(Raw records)
--------

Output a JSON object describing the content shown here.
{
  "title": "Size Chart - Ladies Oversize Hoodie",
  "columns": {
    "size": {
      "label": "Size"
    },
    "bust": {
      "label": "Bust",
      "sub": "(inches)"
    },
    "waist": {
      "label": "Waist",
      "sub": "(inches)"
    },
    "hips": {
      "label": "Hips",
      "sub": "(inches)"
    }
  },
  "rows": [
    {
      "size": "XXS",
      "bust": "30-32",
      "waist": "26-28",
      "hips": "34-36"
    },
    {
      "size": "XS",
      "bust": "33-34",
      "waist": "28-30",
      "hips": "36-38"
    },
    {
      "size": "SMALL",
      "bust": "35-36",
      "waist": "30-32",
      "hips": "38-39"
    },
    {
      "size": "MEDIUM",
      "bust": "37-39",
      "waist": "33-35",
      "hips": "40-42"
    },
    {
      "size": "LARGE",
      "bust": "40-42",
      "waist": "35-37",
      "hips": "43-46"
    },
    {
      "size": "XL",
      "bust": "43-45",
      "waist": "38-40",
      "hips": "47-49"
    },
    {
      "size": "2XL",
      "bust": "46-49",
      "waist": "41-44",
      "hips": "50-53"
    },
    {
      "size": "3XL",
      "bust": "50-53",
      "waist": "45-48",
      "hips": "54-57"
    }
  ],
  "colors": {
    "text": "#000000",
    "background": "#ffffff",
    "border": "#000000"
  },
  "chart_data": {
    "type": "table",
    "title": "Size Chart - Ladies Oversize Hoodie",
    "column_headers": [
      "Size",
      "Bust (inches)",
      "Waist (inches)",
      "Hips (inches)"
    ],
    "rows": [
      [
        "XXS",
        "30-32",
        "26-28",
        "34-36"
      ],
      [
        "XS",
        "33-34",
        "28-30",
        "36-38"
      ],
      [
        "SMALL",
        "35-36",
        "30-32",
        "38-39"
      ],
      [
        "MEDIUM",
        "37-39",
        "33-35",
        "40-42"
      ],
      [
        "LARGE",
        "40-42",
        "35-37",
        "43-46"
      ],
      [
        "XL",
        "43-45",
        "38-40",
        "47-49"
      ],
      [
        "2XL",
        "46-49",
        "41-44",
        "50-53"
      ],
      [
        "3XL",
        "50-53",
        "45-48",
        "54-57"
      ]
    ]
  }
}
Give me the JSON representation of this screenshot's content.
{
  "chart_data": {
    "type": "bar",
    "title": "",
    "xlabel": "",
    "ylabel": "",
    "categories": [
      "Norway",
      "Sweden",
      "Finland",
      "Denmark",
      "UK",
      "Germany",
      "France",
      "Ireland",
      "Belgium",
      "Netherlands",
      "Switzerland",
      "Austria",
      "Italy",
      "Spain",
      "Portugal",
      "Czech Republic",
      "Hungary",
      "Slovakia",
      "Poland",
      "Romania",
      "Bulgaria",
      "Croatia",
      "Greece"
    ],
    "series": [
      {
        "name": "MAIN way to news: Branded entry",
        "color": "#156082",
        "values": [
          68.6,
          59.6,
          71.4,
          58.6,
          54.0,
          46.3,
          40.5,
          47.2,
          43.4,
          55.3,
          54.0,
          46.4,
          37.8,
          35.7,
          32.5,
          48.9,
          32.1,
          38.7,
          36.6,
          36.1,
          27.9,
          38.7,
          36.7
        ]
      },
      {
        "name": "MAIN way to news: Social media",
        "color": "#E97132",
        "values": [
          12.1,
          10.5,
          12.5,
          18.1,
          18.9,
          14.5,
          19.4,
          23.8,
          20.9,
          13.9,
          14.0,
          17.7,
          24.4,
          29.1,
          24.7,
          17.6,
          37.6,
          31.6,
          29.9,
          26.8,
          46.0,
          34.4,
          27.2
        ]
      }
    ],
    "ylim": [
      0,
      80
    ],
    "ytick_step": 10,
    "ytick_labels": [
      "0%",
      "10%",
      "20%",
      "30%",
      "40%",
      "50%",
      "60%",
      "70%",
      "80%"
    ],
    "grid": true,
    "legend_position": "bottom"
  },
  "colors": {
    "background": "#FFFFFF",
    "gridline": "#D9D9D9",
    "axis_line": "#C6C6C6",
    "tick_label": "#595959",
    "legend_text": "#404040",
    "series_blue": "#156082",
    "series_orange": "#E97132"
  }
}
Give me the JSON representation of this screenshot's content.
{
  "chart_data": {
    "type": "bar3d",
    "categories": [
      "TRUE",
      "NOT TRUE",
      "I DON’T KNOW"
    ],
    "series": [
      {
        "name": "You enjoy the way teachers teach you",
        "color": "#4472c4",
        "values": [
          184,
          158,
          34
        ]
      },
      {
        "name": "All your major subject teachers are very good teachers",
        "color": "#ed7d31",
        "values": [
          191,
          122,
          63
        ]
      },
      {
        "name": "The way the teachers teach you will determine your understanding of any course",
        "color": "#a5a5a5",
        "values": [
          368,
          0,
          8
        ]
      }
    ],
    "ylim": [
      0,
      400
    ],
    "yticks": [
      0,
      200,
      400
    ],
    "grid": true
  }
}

--------

■ Task statement:
From the records above, extract everything verbatim.

■ Response for this exercise:
Output a JSON object describing the content shown here.
{
  "title": "Size Chart - Ladies Oversize Hoodie",
  "columns": {
    "size": {
      "label": "Size"
    },
    "bust": {
      "label": "Bust",
      "sub": "(inches)"
    },
    "waist": {
      "label": "Waist",
      "sub": "(inches)"
    },
    "hips": {
      "label": "Hips",
      "sub": "(inches)"
    }
  },
  "rows": [
    {
      "size": "XXS",
      "bust": "30-32",
      "waist": "26-28",
      "hips": "34-36"
    },
    {
      "size": "XS",
      "bust": "33-34",
      "waist": "28-30",
      "hips": "36-38"
    },
    {
      "size": "SMALL",
      "bust": "35-36",
      "waist": "30-32",
      "hips": "38-39"
    },
    {
      "size": "MEDIUM",
      "bust": "37-39",
      "waist": "33-35",
      "hips": "40-42"
    },
    {
      "size": "LARGE",
      "bust": "40-42",
      "waist": "35-37",
      "hips": "43-46"
    },
    {
      "size": "XL",
      "bust": "43-45",
      "waist": "38-40",
      "hips": "47-49"
    },
    {
      "size": "2XL",
      "bust": "46-49",
      "waist": "41-44",
      "hips": "50-53"
    },
    {
      "size": "3XL",
      "bust": "50-53",
      "waist": "45-48",
      "hips": "54-57"
    }
  ],
  "colors": {
    "text": "#000000",
    "background": "#ffffff",
    "border": "#000000"
  },
  "chart_data": {
    "type": "table",
    "title": "Size Chart - Ladies Oversize Hoodie",
    "column_headers": [
      "Size",
      "Bust (inches)",
      "Waist (inches)",
      "Hips (inches)"
    ],
    "rows": [
      [
        "XXS",
        "30-32",
        "26-28",
        "34-36"
      ],
      [
        "XS",
        "33-34",
        "28-30",
        "36-38"
      ],
      [
        "SMALL",
        "35-36",
        "30-32",
        "38-39"
      ],
      [
        "MEDIUM",
        "37-39",
        "33-35",
        "40-42"
      ],
      [
        "LARGE",
        "40-42",
        "35-37",
        "43-46"
      ],
      [
        "XL",
        "43-45",
        "38-40",
        "47-49"
      ],
      [
        "2XL",
        "46-49",
        "41-44",
        "50-53"
      ],
      [
        "3XL",
        "50-53",
        "45-48",
        "54-57"
      ]
    ]
  }
}
Give me the JSON representation of this screenshot's content.
{
  "chart_data": {
    "type": "bar",
    "title": "",
    "xlabel": "",
    "ylabel": "",
    "categories": [
      "Norway",
      "Sweden",
      "Finland",
      "Denmark",
      "UK",
      "Germany",
      "France",
      "Ireland",
      "Belgium",
      "Netherlands",
      "Switzerland",
      "Austria",
      "Italy",
      "Spain",
      "Portugal",
      "Czech Republic",
      "Hungary",
      "Slovakia",
      "Poland",
      "Romania",
      "Bulgaria",
      "Croatia",
      "Greece"
    ],
    "series": [
      {
        "name": "MAIN way to news: Branded entry",
        "color": "#156082",
        "values": [
          68.6,
          59.6,
          71.4,
          58.6,
          54.0,
          46.3,
          40.5,
          47.2,
          43.4,
          55.3,
          54.0,
          46.4,
          37.8,
          35.7,
          32.5,
          48.9,
          32.1,
          38.7,
          36.6,
          36.1,
          27.9,
          38.7,
          36.7
        ]
      },
      {
        "name": "MAIN way to news: Social media",
        "color": "#E97132",
        "values": [
          12.1,
          10.5,
          12.5,
          18.1,
          18.9,
          14.5,
          19.4,
          23.8,
          20.9,
          13.9,
          14.0,
          17.7,
          24.4,
          29.1,
          24.7,
          17.6,
          37.6,
          31.6,
          29.9,
          26.8,
          46.0,
          34.4,
          27.2
        ]
      }
    ],
    "ylim": [
      0,
      80
    ],
    "ytick_step": 10,
    "ytick_labels": [
      "0%",
      "10%",
      "20%",
      "30%",
      "40%",
      "50%",
      "60%",
      "70%",
      "80%"
    ],
    "grid": true,
    "legend_position": "bottom"
  },
  "colors": {
    "background": "#FFFFFF",
    "gridline": "#D9D9D9",
    "axis_line": "#C6C6C6",
    "tick_label": "#595959",
    "legend_text": "#404040",
    "series_blue": "#156082",
    "series_orange": "#E97132"
  }
}
Give me the JSON representation of this screenshot's content.
{
  "chart_data": {
    "type": "bar3d",
    "categories": [
      "TRUE",
      "NOT TRUE",
      "I DON’T KNOW"
    ],
    "series": [
      {
        "name": "You enjoy the way teachers teach you",
        "color": "#4472c4",
        "values": [
          184,
          158,
          34
        ]
      },
      {
        "name": "All your major subject teachers are very good teachers",
        "color": "#ed7d31",
        "values": [
          191,
          122,
          63
        ]
      },
      {
        "name": "The way the teachers teach you will determine your understanding of any course",
        "color": "#a5a5a5",
        "values": [
          368,
          0,
          8
        ]
      }
    ],
    "ylim": [
      0,
      400
    ],
    "yticks": [
      0,
      200,
      400
    ],
    "grid": true
  }
}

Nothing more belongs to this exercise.